**Directions**:
A - Return the part of the schizophrenia article between "Schizophrenia symptoms improved" and "colleagues in Brazil.", inclusive, copied word for word.
B - According to the schizophrenia article, how long did the symptom improvements last for participants who received sodium nitroprusside?
C - Extend the schizophrenia article, picking up after its final sentence.

Selected passage: Begin

Schizophrenia symptoms improved rapidly with single IV treatment of anti-hypertension drug

Raquel Maurier - 08 May 2013

An anti-hypertension drug administered intravenously for a single, four-hour treatment resulted in dramatic improvements of symptoms for people living with schizophrenia, demonstrates newly published findings from clinician scientists at the University of Alberta's medical school and their colleagues in Brazil.

The results from the small clinical trial were published in the peer-reviewed journal, JAMA Psychiatry, Wednesday. The study involved 20 people with schizophrenia, taking currently available anti-psychotic drugs, with 10 who received placebo treatments, and the other 10 who received low doses of the anti-hypertension drug sodium nitroprusside. Those taking the drug, which has been around since the 1800s, experienced dramatic improvements in symptoms - such as fewer hallucinations, and less anxiety, depression and withdrawal. These improvements lasted for a month. The small study was conducted at a university teaching hospital in Brazil, where principal investigator James Hallak works. The other principal investigator is Serdar Dursun, a researcher with the Faculty of Medicine & Dentistry who works in the Department of Psychiatry at the U of A.

Selected passage: End
Records provided: Begin

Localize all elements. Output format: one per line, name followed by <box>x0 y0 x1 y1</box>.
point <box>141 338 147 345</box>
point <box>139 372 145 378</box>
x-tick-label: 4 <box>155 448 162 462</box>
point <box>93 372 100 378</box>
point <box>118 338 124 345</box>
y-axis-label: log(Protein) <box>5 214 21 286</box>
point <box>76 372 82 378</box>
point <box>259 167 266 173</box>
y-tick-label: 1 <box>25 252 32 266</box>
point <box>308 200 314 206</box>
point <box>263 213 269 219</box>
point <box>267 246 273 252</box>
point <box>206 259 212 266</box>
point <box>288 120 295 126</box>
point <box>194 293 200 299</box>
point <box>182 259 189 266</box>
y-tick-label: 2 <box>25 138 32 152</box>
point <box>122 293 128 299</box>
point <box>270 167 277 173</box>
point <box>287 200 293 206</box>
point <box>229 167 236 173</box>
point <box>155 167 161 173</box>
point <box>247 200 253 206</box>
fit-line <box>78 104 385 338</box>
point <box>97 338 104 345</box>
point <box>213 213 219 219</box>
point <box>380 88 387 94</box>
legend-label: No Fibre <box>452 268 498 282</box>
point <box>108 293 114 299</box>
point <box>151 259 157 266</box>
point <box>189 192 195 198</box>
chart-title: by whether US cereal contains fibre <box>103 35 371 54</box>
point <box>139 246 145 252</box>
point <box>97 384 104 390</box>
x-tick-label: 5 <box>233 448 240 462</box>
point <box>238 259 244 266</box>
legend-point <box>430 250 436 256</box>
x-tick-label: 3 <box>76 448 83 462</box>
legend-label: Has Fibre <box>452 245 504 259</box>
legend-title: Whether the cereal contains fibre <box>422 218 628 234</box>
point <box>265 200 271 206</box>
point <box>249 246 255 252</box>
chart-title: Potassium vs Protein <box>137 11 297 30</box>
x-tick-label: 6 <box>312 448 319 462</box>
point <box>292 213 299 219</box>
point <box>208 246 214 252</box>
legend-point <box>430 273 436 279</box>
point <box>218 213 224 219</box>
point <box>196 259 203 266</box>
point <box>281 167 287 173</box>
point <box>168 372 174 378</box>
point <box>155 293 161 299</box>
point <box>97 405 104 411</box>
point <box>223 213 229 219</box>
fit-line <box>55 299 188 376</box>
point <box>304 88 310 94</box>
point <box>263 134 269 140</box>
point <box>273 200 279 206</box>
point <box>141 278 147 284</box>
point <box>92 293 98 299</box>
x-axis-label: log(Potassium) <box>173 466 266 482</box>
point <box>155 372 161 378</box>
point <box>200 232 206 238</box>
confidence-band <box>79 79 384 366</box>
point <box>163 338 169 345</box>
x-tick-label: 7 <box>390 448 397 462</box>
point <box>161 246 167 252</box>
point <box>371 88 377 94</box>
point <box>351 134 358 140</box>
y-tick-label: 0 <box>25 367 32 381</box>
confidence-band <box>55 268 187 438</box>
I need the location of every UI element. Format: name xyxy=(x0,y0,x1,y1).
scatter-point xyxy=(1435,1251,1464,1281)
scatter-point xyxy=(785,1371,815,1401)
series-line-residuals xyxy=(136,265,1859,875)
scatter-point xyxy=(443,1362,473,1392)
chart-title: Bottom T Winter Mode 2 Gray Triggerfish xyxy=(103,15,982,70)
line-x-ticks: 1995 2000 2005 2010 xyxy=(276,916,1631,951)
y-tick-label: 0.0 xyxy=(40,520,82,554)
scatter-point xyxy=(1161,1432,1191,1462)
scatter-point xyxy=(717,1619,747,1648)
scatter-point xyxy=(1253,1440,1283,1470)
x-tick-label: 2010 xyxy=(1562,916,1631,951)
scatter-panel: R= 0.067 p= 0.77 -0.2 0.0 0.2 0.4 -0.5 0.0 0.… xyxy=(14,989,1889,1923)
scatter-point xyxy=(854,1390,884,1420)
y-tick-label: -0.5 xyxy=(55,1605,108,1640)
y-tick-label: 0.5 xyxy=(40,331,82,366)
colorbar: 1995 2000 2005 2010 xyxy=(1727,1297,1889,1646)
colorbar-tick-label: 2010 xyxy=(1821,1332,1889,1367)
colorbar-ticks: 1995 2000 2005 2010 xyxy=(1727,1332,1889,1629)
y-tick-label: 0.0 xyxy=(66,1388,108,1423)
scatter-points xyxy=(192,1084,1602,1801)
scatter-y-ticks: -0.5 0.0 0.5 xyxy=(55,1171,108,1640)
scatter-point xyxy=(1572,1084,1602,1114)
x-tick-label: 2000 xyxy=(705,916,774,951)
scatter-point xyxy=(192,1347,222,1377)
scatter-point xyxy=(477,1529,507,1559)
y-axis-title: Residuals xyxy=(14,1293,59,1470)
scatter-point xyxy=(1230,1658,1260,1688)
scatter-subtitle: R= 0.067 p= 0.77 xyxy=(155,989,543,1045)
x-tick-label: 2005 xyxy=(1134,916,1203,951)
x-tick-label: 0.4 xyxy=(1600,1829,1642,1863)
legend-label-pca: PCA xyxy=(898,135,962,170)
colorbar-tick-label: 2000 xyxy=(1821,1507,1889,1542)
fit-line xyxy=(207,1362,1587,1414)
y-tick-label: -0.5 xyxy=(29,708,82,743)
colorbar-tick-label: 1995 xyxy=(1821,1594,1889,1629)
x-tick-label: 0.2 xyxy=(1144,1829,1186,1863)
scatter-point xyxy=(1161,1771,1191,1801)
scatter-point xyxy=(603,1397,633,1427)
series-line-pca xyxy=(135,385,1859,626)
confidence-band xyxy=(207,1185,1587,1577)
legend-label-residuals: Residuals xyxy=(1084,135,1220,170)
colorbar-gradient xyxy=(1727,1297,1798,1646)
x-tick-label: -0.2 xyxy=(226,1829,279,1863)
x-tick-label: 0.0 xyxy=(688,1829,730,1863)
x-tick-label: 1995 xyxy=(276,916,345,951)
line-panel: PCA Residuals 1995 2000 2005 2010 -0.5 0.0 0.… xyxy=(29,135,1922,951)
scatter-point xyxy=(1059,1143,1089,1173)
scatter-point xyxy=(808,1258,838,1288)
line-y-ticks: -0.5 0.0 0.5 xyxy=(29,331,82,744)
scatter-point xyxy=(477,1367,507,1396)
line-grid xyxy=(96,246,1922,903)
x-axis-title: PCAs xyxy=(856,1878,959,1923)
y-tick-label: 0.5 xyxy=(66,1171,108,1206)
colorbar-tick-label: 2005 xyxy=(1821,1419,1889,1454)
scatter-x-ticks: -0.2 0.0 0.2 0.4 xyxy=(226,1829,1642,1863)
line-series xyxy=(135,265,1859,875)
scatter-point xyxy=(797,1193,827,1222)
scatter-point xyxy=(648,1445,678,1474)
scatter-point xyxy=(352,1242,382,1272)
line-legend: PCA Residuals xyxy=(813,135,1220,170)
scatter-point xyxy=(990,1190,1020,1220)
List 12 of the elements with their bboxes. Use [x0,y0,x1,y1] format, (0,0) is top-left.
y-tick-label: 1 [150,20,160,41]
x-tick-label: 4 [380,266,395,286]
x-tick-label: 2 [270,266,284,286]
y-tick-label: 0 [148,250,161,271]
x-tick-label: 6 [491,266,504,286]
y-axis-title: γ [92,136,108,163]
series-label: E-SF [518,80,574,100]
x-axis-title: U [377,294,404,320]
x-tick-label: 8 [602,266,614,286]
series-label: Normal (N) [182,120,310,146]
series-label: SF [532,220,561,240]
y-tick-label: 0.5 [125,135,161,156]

Records provided: End

**Results for the exercise**:
A -
Schizophrenia symptoms improved rapidly with single IV treatment of anti-hypertension drug

Raquel Maurier - 08 May 2013

An anti-hypertension drug administered intravenously for a single, four-hour treatment resulted in dramatic improvements of symptoms for people living with schizophrenia, demonstrates newly published findings from clinician scientists at the University of Alberta's medical school and their colleagues in Brazil.

B - The improvements lasted for a month.

C -
In previous research studies in which Dursun was involved, his team saw promising results in preclinical lab models given this drug, which was originally marketed for treatment of severe hypertension. He was curious if similar results would occur in people and teamed up with a colleague from Brazil.

"This opens a new line of research for the treatment of schizophrenia," says Dursun. "Such rapid improvement of symptoms of schizophrenia could be very important to help patients in acute care and emergency settings."

Research team members believe the drug modifies how two chemical messengers in the brain interact.

Dursun and his colleagues are continuing their research in this area. They hope to secure more funding to conduct larger scale clinical trials.